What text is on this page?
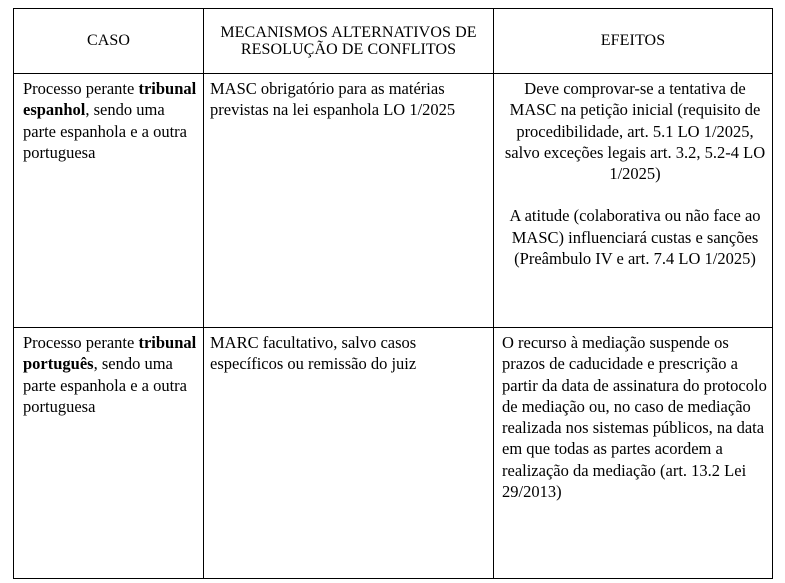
CASO	MECANISMOS ALTERNATIVOS DE RESOLUÇÃO DE CONFLITOS	EFEITOS
Processo perante tribunal espanhol, sendo uma parte espanhola e a outra portuguesa	MASC obrigatório para as matérias previstas na lei espanhola LO 1/2025	Deve comprovar-se a tentativa de MASC na petição inicial (requisito de procedibilidade, art. 5.1 LO 1/2025, salvo exceções legais art. 3.2, 5.2-4 LO 1/2025)
A atitude (colaborativa ou não face ao MASC) influenciará custas e sanções (Preâmbulo IV e art. 7.4 LO 1/2025)

Processo perante tribunal português, sendo uma parte espanhola e a outra portuguesa	MARC facultativo, salvo casos específicos ou remissão do juiz	O recurso à mediação suspende os prazos de caducidade e prescrição a partir da data de assinatura do protocolo de mediação ou, no caso de mediação realizada nos sistemas públicos, na data em que todas as partes acordem a realização da mediação (art. 13.2 Lei 29/2013)
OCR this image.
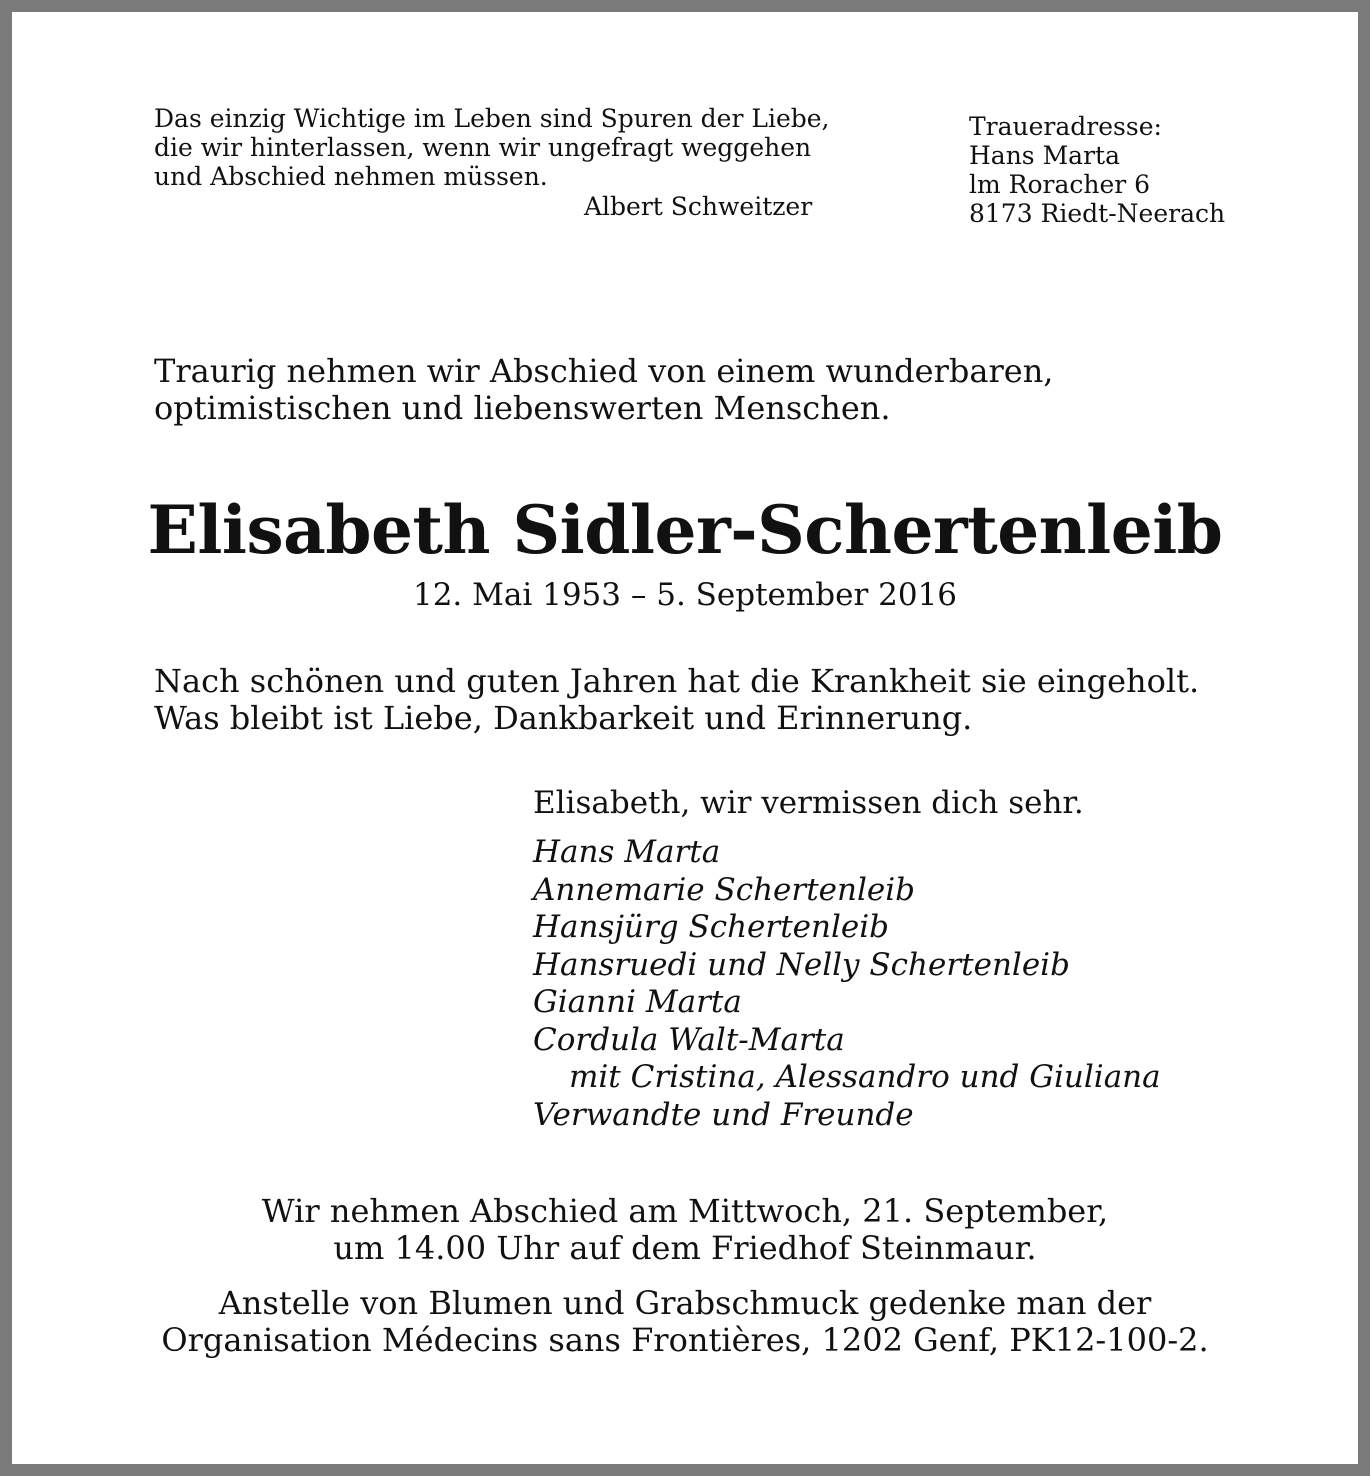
Das einzig Wichtige im Leben sind Spuren der Liebe,
die wir hinterlassen, wenn wir ungefragt weggehen
und Abschied nehmen müssen.
Albert Schweitzer
Traueradresse:
Hans Marta
lm Roracher 6
8173 Riedt-Neerach
Traurig nehmen wir Abschied von einem wunderbaren,
optimistischen und liebenswerten Menschen.
Elisabeth Sidler-Schertenleib
12. Mai 1953 – 5. September 2016
Nach schönen und guten Jahren hat die Krankheit sie eingeholt.
Was bleibt ist Liebe, Dankbarkeit und Erinnerung.
Elisabeth, wir vermissen dich sehr.
Hans Marta
Annemarie Schertenleib
Hansjürg Schertenleib
Hansruedi und Nelly Schertenleib
Gianni Marta
Cordula Walt-Marta
mit Cristina, Alessandro und Giuliana
Verwandte und Freunde
Wir nehmen Abschied am Mittwoch, 21. September,
um 14.00 Uhr auf dem Friedhof Steinmaur.
Anstelle von Blumen und Grabschmuck gedenke man der
Organisation Médecins sans Frontières, 1202 Genf, PK12-100-2.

- _WHAT THE TASK ASKS_: Return each line of the listing that holds the string "Elisabeth".

- _SOLUTION_:
Elisabeth Sidler-Schertenleib
Elisabeth, wir vermissen dich sehr.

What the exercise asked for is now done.